Extracted data entries
____
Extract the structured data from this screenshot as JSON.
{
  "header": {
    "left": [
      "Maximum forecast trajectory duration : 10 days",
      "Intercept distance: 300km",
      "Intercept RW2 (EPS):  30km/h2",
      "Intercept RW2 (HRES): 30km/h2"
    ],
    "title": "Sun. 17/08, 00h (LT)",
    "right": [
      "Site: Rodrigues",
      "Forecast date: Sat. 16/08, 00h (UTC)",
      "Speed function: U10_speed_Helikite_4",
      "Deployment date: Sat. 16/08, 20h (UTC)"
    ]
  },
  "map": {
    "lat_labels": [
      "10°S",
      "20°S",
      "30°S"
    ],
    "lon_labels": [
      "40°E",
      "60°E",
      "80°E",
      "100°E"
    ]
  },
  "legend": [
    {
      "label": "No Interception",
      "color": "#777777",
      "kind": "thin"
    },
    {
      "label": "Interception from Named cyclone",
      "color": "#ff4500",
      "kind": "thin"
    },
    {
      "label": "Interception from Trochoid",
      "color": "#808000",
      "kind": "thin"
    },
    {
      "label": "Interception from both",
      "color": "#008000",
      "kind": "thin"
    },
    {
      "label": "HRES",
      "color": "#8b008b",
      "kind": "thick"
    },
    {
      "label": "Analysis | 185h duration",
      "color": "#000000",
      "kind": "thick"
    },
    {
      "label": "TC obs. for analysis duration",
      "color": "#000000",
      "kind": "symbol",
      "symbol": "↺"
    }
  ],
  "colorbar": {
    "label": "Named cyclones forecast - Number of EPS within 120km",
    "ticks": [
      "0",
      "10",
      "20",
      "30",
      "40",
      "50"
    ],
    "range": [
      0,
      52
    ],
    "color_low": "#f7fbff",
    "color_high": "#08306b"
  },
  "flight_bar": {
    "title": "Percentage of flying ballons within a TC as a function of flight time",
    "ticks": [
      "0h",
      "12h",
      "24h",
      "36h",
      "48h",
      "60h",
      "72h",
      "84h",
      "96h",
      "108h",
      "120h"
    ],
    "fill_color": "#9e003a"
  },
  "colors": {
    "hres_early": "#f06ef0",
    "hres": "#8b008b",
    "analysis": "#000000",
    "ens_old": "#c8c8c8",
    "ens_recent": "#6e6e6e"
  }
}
____
* [What is expected] Pull out all lines in the data above that include "title".

* [Expected answer]
    "title": "Sun. 17/08, 00h (LT)",
    "title": "Percentage of flying ballons within a TC as a function of flight time",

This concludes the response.